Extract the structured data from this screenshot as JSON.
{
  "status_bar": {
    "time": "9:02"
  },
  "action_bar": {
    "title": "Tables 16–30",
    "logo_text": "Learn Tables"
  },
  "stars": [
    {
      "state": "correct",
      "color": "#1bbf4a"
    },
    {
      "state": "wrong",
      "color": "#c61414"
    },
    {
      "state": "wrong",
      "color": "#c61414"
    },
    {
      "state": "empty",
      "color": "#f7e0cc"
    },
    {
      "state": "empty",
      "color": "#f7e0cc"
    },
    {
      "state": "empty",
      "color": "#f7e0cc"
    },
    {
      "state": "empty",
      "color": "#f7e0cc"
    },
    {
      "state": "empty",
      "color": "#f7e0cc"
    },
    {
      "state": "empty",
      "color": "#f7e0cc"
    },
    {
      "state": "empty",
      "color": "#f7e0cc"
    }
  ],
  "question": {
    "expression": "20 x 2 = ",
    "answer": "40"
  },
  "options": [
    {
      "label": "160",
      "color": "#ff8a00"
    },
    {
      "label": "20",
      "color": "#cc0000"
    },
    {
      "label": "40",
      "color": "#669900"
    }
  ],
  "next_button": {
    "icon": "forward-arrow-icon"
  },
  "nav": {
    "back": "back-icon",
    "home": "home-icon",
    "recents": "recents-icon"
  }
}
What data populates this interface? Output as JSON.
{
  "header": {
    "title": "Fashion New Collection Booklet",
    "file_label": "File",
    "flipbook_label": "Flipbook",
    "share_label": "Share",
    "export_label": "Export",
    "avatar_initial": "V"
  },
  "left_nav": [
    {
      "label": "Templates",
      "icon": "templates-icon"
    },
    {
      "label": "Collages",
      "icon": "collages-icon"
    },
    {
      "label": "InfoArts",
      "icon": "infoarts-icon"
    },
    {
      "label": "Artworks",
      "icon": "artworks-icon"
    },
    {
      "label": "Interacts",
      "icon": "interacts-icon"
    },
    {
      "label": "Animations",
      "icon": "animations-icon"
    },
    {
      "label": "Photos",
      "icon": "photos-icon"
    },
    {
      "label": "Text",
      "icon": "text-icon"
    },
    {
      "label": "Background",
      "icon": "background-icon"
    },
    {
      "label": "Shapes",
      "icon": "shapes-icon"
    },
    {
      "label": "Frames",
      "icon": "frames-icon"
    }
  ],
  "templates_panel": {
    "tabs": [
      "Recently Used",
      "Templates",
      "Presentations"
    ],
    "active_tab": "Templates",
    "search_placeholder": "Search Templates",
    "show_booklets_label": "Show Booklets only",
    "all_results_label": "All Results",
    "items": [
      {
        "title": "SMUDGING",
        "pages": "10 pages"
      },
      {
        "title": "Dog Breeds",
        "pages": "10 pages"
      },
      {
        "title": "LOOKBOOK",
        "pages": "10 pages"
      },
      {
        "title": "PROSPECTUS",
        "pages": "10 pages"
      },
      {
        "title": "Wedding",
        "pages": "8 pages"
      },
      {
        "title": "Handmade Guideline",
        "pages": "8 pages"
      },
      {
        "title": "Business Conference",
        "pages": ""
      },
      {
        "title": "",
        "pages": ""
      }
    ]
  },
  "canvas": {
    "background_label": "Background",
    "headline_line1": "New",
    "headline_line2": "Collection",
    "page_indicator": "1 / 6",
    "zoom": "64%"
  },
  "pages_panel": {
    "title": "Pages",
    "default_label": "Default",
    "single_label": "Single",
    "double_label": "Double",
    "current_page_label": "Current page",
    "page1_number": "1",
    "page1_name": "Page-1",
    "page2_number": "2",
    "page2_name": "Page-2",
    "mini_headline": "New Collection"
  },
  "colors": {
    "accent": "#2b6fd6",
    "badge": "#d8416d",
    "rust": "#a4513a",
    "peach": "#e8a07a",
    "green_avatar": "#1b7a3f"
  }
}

--*--

Stated goal ▸ Check each line above for the string "data" and show the ones that have it.

The output ▸
Extract the structured data from this screenshot as JSON.
What data populates this interface? Output as JSON.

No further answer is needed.